Dataset listings of figures>

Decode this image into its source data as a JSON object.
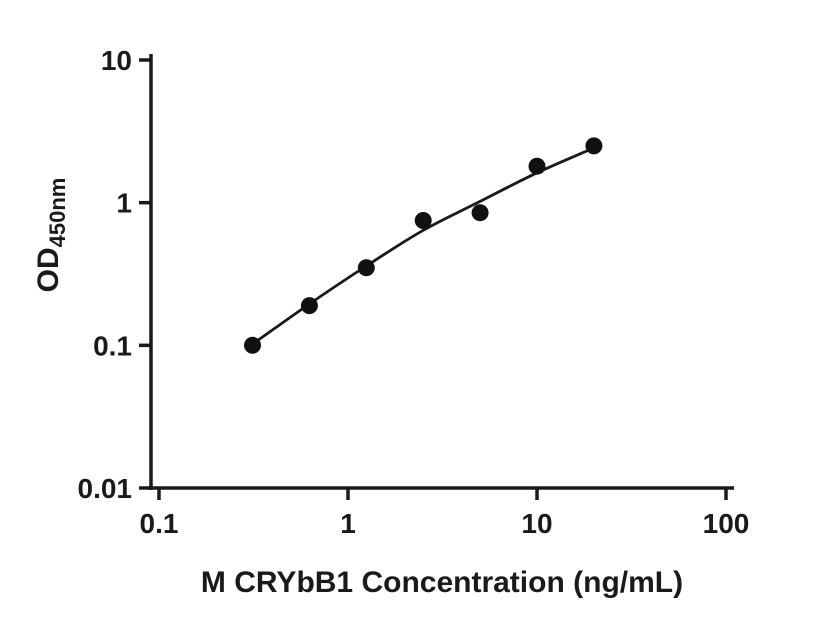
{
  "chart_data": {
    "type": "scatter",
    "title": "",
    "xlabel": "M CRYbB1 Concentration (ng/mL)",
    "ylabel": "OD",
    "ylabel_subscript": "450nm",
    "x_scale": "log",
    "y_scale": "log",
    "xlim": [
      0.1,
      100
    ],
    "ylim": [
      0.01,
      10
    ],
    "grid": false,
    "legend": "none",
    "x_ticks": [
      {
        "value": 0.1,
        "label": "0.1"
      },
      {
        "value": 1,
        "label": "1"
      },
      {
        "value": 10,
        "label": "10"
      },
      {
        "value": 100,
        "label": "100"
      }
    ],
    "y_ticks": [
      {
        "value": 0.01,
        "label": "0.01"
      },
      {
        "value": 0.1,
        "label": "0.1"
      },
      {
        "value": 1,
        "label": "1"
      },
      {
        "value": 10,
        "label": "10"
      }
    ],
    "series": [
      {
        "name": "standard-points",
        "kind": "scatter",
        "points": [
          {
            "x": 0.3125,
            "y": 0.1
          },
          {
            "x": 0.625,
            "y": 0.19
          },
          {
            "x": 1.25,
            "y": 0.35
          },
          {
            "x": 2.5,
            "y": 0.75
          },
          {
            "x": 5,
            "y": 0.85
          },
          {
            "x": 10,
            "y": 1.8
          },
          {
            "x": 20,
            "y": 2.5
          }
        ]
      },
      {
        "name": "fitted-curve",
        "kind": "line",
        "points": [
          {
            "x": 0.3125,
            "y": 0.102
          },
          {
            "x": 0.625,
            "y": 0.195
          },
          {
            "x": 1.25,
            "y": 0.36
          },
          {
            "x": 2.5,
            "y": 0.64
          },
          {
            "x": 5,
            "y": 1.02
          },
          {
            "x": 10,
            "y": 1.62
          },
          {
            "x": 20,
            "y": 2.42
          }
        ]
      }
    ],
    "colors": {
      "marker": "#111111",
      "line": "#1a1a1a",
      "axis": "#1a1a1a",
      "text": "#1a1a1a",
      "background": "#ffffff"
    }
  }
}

---

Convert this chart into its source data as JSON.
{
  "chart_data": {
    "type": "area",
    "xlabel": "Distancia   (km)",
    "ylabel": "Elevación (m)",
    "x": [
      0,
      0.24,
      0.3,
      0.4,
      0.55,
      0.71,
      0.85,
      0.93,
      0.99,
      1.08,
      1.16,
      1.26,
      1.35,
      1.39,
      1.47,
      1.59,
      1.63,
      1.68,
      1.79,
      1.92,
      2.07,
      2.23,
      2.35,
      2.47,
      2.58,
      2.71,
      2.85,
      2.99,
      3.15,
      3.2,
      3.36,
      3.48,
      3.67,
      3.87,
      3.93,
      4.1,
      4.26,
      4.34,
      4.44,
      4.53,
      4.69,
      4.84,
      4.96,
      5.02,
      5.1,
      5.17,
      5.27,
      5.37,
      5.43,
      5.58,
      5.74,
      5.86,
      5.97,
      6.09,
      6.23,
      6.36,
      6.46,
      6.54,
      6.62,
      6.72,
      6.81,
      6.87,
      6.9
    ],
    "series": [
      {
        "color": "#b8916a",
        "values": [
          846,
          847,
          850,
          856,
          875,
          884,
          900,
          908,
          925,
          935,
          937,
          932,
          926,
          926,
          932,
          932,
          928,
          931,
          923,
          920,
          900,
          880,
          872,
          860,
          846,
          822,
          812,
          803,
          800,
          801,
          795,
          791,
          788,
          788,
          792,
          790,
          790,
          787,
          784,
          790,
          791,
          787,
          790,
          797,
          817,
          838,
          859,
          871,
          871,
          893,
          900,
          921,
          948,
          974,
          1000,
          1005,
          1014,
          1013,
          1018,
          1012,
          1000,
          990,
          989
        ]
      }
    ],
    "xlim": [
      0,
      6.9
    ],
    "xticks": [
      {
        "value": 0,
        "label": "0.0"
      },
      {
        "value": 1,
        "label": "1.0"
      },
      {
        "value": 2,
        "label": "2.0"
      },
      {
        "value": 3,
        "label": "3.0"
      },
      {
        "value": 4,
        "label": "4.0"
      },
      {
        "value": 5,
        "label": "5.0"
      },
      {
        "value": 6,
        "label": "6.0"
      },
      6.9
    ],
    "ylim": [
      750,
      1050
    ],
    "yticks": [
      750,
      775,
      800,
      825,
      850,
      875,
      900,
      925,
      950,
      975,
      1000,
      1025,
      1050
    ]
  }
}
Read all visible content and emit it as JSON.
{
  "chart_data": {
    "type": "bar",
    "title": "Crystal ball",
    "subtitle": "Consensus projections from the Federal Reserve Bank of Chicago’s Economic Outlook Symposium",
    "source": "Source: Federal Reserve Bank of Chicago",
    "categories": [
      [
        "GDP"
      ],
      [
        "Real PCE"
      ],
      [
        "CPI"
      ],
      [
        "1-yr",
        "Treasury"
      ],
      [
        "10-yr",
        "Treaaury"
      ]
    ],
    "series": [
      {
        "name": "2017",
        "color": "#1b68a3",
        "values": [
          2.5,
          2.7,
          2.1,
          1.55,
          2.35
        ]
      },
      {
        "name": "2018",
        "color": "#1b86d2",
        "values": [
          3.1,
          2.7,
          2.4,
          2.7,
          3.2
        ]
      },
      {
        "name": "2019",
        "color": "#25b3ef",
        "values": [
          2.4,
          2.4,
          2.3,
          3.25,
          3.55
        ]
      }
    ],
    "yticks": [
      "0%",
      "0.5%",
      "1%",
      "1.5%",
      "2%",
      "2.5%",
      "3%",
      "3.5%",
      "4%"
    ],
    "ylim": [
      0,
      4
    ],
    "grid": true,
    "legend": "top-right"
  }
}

REQUEST> Scan the data for the word "name" and copy every line where it shows up.

CORRECT RESPONSE>
        "name": "standard-points",
        "name": "fitted-curve",
        "name": "2017",
        "name": "2018",
        "name": "2019",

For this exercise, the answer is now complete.